→ To do
Write out the whole listing word for word.

→ Information shown
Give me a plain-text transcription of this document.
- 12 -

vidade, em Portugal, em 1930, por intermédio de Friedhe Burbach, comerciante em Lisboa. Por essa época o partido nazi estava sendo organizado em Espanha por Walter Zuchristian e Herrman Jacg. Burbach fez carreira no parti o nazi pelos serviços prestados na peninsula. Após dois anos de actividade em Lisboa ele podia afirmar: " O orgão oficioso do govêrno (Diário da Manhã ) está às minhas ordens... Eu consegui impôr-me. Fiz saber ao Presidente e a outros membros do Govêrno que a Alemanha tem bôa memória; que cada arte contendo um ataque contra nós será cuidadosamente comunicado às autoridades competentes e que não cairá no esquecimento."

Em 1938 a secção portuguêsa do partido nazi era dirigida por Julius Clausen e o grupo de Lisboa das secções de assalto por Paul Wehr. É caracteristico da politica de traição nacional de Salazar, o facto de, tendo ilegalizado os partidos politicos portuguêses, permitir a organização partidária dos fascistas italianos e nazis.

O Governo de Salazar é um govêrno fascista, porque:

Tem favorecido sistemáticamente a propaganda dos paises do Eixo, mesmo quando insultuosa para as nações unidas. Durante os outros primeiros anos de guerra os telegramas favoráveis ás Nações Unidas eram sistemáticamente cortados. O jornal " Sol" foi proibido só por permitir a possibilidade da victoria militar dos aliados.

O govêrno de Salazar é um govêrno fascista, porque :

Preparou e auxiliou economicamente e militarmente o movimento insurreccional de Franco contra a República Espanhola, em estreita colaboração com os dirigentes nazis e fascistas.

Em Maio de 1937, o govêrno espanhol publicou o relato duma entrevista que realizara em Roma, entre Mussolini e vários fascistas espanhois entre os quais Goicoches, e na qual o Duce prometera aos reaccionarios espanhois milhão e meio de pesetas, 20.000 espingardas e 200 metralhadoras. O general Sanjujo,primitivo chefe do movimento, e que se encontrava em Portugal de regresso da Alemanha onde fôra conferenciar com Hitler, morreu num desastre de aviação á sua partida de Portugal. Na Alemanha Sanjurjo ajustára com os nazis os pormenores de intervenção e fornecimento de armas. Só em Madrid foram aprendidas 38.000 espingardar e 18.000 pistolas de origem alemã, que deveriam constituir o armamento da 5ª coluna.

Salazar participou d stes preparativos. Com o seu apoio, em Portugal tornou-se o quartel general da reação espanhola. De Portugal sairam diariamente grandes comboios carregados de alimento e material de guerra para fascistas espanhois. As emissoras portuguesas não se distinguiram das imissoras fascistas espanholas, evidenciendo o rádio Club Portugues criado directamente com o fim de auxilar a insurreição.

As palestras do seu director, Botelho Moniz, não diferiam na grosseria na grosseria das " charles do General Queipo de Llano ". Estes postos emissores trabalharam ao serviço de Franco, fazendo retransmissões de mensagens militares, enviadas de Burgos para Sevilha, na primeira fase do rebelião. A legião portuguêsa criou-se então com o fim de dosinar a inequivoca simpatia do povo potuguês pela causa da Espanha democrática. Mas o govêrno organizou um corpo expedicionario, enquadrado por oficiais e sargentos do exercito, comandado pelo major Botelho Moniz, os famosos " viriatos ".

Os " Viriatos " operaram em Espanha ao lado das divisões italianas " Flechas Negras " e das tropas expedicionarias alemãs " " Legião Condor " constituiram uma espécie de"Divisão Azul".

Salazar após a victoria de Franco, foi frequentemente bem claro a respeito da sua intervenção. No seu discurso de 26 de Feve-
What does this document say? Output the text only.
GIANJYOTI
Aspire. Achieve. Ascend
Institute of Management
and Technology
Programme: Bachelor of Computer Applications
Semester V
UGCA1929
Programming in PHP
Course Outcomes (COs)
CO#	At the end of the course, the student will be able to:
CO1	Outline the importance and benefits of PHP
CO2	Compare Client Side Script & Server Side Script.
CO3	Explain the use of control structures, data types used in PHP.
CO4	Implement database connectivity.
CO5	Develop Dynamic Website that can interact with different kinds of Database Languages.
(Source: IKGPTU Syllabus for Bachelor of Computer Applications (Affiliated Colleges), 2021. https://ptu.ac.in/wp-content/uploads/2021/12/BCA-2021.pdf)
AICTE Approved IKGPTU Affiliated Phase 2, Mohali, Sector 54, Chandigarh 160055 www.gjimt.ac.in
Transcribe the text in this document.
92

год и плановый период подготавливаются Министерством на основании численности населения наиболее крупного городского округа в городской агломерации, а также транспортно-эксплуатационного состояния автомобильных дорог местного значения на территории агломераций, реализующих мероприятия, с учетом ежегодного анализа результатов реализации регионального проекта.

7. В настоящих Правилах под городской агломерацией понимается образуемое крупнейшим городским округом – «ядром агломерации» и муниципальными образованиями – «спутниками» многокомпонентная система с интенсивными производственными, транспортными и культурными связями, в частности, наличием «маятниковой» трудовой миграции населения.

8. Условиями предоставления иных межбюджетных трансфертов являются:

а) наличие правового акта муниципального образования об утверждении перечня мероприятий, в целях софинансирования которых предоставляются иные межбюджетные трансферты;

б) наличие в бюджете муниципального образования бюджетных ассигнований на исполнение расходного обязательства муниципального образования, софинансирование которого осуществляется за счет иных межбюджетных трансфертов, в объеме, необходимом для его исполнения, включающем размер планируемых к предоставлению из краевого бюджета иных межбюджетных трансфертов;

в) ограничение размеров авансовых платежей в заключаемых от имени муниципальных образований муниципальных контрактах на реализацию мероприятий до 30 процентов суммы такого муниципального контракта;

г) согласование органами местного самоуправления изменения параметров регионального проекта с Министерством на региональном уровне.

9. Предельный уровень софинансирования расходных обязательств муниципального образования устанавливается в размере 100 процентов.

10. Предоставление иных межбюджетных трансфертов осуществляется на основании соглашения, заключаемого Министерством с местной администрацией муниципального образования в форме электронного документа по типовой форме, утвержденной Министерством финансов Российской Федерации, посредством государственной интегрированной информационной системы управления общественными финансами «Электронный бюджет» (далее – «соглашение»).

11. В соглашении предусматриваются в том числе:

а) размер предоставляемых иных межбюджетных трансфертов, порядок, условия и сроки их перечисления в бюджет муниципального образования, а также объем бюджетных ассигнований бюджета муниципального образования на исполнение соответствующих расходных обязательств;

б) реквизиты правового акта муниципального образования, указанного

→ The answer
Give me a plain-text transcription of this document.
- 12 -

vidade, em Portugal, em 1930, por intermédio de Friedhe Burbach, comerciante em Lisboa. Por essa época o partido nazi estava sendo organizado em Espanha por Walter Zuchristian e Herrman Jacg. Burbach fez carreira no parti o nazi pelos serviços prestados na peninsula. Após dois anos de actividade em Lisboa ele podia afirmar: " O orgão oficioso do govêrno (Diário da Manhã ) está às minhas ordens... Eu consegui impôr-me. Fiz saber ao Presidente e a outros membros do Govêrno que a Alemanha tem bôa memória; que cada arte contendo um ataque contra nós será cuidadosamente comunicado às autoridades competentes e que não cairá no esquecimento."

Em 1938 a secção portuguêsa do partido nazi era dirigida por Julius Clausen e o grupo de Lisboa das secções de assalto por Paul Wehr. É caracteristico da politica de traição nacional de Salazar, o facto de, tendo ilegalizado os partidos politicos portuguêses, permitir a organização partidária dos fascistas italianos e nazis.

O Governo de Salazar é um govêrno fascista, porque:

Tem favorecido sistemáticamente a propaganda dos paises do Eixo, mesmo quando insultuosa para as nações unidas. Durante os outros primeiros anos de guerra os telegramas favoráveis ás Nações Unidas eram sistemáticamente cortados. O jornal " Sol" foi proibido só por permitir a possibilidade da victoria militar dos aliados.

O govêrno de Salazar é um govêrno fascista, porque :

Preparou e auxiliou economicamente e militarmente o movimento insurreccional de Franco contra a República Espanhola, em estreita colaboração com os dirigentes nazis e fascistas.

Em Maio de 1937, o govêrno espanhol publicou o relato duma entrevista que realizara em Roma, entre Mussolini e vários fascistas espanhois entre os quais Goicoches, e na qual o Duce prometera aos reaccionarios espanhois milhão e meio de pesetas, 20.000 espingardas e 200 metralhadoras. O general Sanjujo,primitivo chefe do movimento, e que se encontrava em Portugal de regresso da Alemanha onde fôra conferenciar com Hitler, morreu num desastre de aviação á sua partida de Portugal. Na Alemanha Sanjurjo ajustára com os nazis os pormenores de intervenção e fornecimento de armas. Só em Madrid foram aprendidas 38.000 espingardar e 18.000 pistolas de origem alemã, que deveriam constituir o armamento da 5ª coluna.

Salazar participou d stes preparativos. Com o seu apoio, em Portugal tornou-se o quartel general da reação espanhola. De Portugal sairam diariamente grandes comboios carregados de alimento e material de guerra para fascistas espanhois. As emissoras portuguesas não se distinguiram das imissoras fascistas espanholas, evidenciendo o rádio Club Portugues criado directamente com o fim de auxilar a insurreição.

As palestras do seu director, Botelho Moniz, não diferiam na grosseria na grosseria das " charles do General Queipo de Llano ". Estes postos emissores trabalharam ao serviço de Franco, fazendo retransmissões de mensagens militares, enviadas de Burgos para Sevilha, na primeira fase do rebelião. A legião portuguêsa criou-se então com o fim de dosinar a inequivoca simpatia do povo potuguês pela causa da Espanha democrática. Mas o govêrno organizou um corpo expedicionario, enquadrado por oficiais e sargentos do exercito, comandado pelo major Botelho Moniz, os famosos " viriatos ".

Os " Viriatos " operaram em Espanha ao lado das divisões italianas " Flechas Negras " e das tropas expedicionarias alemãs " " Legião Condor " constituiram uma espécie de"Divisão Azul".

Salazar após a victoria de Franco, foi frequentemente bem claro a respeito da sua intervenção. No seu discurso de 26 de Feve-
What does this document say? Output the text only.
GIANJYOTI
Aspire. Achieve. Ascend
Institute of Management
and Technology
Programme: Bachelor of Computer Applications
Semester V
UGCA1929
Programming in PHP
Course Outcomes (COs)
CO#	At the end of the course, the student will be able to:
CO1	Outline the importance and benefits of PHP
CO2	Compare Client Side Script & Server Side Script.
CO3	Explain the use of control structures, data types used in PHP.
CO4	Implement database connectivity.
CO5	Develop Dynamic Website that can interact with different kinds of Database Languages.
(Source: IKGPTU Syllabus for Bachelor of Computer Applications (Affiliated Colleges), 2021. https://ptu.ac.in/wp-content/uploads/2021/12/BCA-2021.pdf)
AICTE Approved IKGPTU Affiliated Phase 2, Mohali, Sector 54, Chandigarh 160055 www.gjimt.ac.in
Transcribe the text in this document.
92

год и плановый период подготавливаются Министерством на основании численности населения наиболее крупного городского округа в городской агломерации, а также транспортно-эксплуатационного состояния автомобильных дорог местного значения на территории агломераций, реализующих мероприятия, с учетом ежегодного анализа результатов реализации регионального проекта.

7. В настоящих Правилах под городской агломерацией понимается образуемое крупнейшим городским округом – «ядром агломерации» и муниципальными образованиями – «спутниками» многокомпонентная система с интенсивными производственными, транспортными и культурными связями, в частности, наличием «маятниковой» трудовой миграции населения.

8. Условиями предоставления иных межбюджетных трансфертов являются:

а) наличие правового акта муниципального образования об утверждении перечня мероприятий, в целях софинансирования которых предоставляются иные межбюджетные трансферты;

б) наличие в бюджете муниципального образования бюджетных ассигнований на исполнение расходного обязательства муниципального образования, софинансирование которого осуществляется за счет иных межбюджетных трансфертов, в объеме, необходимом для его исполнения, включающем размер планируемых к предоставлению из краевого бюджета иных межбюджетных трансфертов;

в) ограничение размеров авансовых платежей в заключаемых от имени муниципальных образований муниципальных контрактах на реализацию мероприятий до 30 процентов суммы такого муниципального контракта;

г) согласование органами местного самоуправления изменения параметров регионального проекта с Министерством на региональном уровне.

9. Предельный уровень софинансирования расходных обязательств муниципального образования устанавливается в размере 100 процентов.

10. Предоставление иных межбюджетных трансфертов осуществляется на основании соглашения, заключаемого Министерством с местной администрацией муниципального образования в форме электронного документа по типовой форме, утвержденной Министерством финансов Российской Федерации, посредством государственной интегрированной информационной системы управления общественными финансами «Электронный бюджет» (далее – «соглашение»).

11. В соглашении предусматриваются в том числе:

а) размер предоставляемых иных межбюджетных трансфертов, порядок, условия и сроки их перечисления в бюджет муниципального образования, а также объем бюджетных ассигнований бюджета муниципального образования на исполнение соответствующих расходных обязательств;

б) реквизиты правового акта муниципального образования, указанного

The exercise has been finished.